Data entries for graphics:
-------

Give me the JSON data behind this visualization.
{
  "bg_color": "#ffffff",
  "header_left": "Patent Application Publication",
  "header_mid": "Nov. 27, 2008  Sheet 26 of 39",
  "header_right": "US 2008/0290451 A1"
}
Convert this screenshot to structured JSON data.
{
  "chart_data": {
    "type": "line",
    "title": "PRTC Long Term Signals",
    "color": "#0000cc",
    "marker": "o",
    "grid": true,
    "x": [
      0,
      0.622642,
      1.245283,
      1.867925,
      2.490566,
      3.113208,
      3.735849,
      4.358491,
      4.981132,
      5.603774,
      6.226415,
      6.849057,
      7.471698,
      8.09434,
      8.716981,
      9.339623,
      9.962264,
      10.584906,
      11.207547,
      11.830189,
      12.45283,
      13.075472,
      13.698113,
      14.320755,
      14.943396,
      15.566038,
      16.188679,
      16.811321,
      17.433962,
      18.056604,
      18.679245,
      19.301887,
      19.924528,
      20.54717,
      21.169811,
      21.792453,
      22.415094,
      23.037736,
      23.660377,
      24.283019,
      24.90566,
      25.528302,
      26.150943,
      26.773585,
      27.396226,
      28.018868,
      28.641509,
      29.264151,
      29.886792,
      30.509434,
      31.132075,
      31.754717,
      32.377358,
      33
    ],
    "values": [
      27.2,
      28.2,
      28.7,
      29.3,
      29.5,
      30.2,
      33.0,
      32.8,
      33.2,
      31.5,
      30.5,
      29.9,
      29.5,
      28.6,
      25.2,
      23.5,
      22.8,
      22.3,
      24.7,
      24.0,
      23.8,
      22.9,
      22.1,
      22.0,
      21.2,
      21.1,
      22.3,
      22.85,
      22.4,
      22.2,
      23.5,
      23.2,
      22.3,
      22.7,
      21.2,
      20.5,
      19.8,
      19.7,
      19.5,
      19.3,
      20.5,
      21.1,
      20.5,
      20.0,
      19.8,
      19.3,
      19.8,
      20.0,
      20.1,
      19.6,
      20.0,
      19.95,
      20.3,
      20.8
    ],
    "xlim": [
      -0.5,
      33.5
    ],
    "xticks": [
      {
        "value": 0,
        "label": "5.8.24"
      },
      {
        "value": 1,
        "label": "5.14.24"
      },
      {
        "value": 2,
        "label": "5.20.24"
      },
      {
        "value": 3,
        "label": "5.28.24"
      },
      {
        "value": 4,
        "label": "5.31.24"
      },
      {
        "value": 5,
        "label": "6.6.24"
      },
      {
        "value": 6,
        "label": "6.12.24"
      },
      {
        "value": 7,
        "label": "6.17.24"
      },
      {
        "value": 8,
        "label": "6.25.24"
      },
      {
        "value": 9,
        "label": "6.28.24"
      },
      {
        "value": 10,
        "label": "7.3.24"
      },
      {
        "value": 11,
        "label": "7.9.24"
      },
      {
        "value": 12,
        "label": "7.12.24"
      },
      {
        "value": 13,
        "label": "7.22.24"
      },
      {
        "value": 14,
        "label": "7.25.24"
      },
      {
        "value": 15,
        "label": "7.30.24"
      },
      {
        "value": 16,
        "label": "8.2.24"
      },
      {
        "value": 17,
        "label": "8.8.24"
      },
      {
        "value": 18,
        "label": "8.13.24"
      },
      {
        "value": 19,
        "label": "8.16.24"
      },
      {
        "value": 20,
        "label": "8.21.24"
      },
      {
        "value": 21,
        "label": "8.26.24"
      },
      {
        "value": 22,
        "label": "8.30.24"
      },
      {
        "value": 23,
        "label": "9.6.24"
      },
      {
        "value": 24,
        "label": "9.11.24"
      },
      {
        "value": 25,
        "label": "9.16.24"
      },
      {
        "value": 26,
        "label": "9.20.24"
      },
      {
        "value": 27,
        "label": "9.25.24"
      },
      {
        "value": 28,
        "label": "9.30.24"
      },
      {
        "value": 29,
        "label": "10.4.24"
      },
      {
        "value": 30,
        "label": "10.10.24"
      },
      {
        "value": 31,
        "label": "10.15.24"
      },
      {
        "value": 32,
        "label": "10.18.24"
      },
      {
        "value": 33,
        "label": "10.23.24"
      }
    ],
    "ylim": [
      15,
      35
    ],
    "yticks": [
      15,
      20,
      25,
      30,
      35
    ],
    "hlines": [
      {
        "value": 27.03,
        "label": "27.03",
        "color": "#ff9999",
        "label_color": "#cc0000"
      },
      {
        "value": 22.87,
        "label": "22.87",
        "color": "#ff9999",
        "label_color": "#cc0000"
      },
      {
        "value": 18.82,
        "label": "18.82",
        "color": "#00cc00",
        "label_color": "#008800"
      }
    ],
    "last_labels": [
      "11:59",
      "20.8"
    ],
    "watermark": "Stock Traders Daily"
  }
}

-------

- _EXERCISE BRIEF_:
From the records above, please extract every line and repeat it exactly.

- _RESPONSE BELOW_:
Give me the JSON data behind this visualization.
{
  "bg_color": "#ffffff",
  "header_left": "Patent Application Publication",
  "header_mid": "Nov. 27, 2008  Sheet 26 of 39",
  "header_right": "US 2008/0290451 A1"
}
Convert this screenshot to structured JSON data.
{
  "chart_data": {
    "type": "line",
    "title": "PRTC Long Term Signals",
    "color": "#0000cc",
    "marker": "o",
    "grid": true,
    "x": [
      0,
      0.622642,
      1.245283,
      1.867925,
      2.490566,
      3.113208,
      3.735849,
      4.358491,
      4.981132,
      5.603774,
      6.226415,
      6.849057,
      7.471698,
      8.09434,
      8.716981,
      9.339623,
      9.962264,
      10.584906,
      11.207547,
      11.830189,
      12.45283,
      13.075472,
      13.698113,
      14.320755,
      14.943396,
      15.566038,
      16.188679,
      16.811321,
      17.433962,
      18.056604,
      18.679245,
      19.301887,
      19.924528,
      20.54717,
      21.169811,
      21.792453,
      22.415094,
      23.037736,
      23.660377,
      24.283019,
      24.90566,
      25.528302,
      26.150943,
      26.773585,
      27.396226,
      28.018868,
      28.641509,
      29.264151,
      29.886792,
      30.509434,
      31.132075,
      31.754717,
      32.377358,
      33
    ],
    "values": [
      27.2,
      28.2,
      28.7,
      29.3,
      29.5,
      30.2,
      33.0,
      32.8,
      33.2,
      31.5,
      30.5,
      29.9,
      29.5,
      28.6,
      25.2,
      23.5,
      22.8,
      22.3,
      24.7,
      24.0,
      23.8,
      22.9,
      22.1,
      22.0,
      21.2,
      21.1,
      22.3,
      22.85,
      22.4,
      22.2,
      23.5,
      23.2,
      22.3,
      22.7,
      21.2,
      20.5,
      19.8,
      19.7,
      19.5,
      19.3,
      20.5,
      21.1,
      20.5,
      20.0,
      19.8,
      19.3,
      19.8,
      20.0,
      20.1,
      19.6,
      20.0,
      19.95,
      20.3,
      20.8
    ],
    "xlim": [
      -0.5,
      33.5
    ],
    "xticks": [
      {
        "value": 0,
        "label": "5.8.24"
      },
      {
        "value": 1,
        "label": "5.14.24"
      },
      {
        "value": 2,
        "label": "5.20.24"
      },
      {
        "value": 3,
        "label": "5.28.24"
      },
      {
        "value": 4,
        "label": "5.31.24"
      },
      {
        "value": 5,
        "label": "6.6.24"
      },
      {
        "value": 6,
        "label": "6.12.24"
      },
      {
        "value": 7,
        "label": "6.17.24"
      },
      {
        "value": 8,
        "label": "6.25.24"
      },
      {
        "value": 9,
        "label": "6.28.24"
      },
      {
        "value": 10,
        "label": "7.3.24"
      },
      {
        "value": 11,
        "label": "7.9.24"
      },
      {
        "value": 12,
        "label": "7.12.24"
      },
      {
        "value": 13,
        "label": "7.22.24"
      },
      {
        "value": 14,
        "label": "7.25.24"
      },
      {
        "value": 15,
        "label": "7.30.24"
      },
      {
        "value": 16,
        "label": "8.2.24"
      },
      {
        "value": 17,
        "label": "8.8.24"
      },
      {
        "value": 18,
        "label": "8.13.24"
      },
      {
        "value": 19,
        "label": "8.16.24"
      },
      {
        "value": 20,
        "label": "8.21.24"
      },
      {
        "value": 21,
        "label": "8.26.24"
      },
      {
        "value": 22,
        "label": "8.30.24"
      },
      {
        "value": 23,
        "label": "9.6.24"
      },
      {
        "value": 24,
        "label": "9.11.24"
      },
      {
        "value": 25,
        "label": "9.16.24"
      },
      {
        "value": 26,
        "label": "9.20.24"
      },
      {
        "value": 27,
        "label": "9.25.24"
      },
      {
        "value": 28,
        "label": "9.30.24"
      },
      {
        "value": 29,
        "label": "10.4.24"
      },
      {
        "value": 30,
        "label": "10.10.24"
      },
      {
        "value": 31,
        "label": "10.15.24"
      },
      {
        "value": 32,
        "label": "10.18.24"
      },
      {
        "value": 33,
        "label": "10.23.24"
      }
    ],
    "ylim": [
      15,
      35
    ],
    "yticks": [
      15,
      20,
      25,
      30,
      35
    ],
    "hlines": [
      {
        "value": 27.03,
        "label": "27.03",
        "color": "#ff9999",
        "label_color": "#cc0000"
      },
      {
        "value": 22.87,
        "label": "22.87",
        "color": "#ff9999",
        "label_color": "#cc0000"
      },
      {
        "value": 18.82,
        "label": "18.82",
        "color": "#00cc00",
        "label_color": "#008800"
      }
    ],
    "last_labels": [
      "11:59",
      "20.8"
    ],
    "watermark": "Stock Traders Daily"
  }
}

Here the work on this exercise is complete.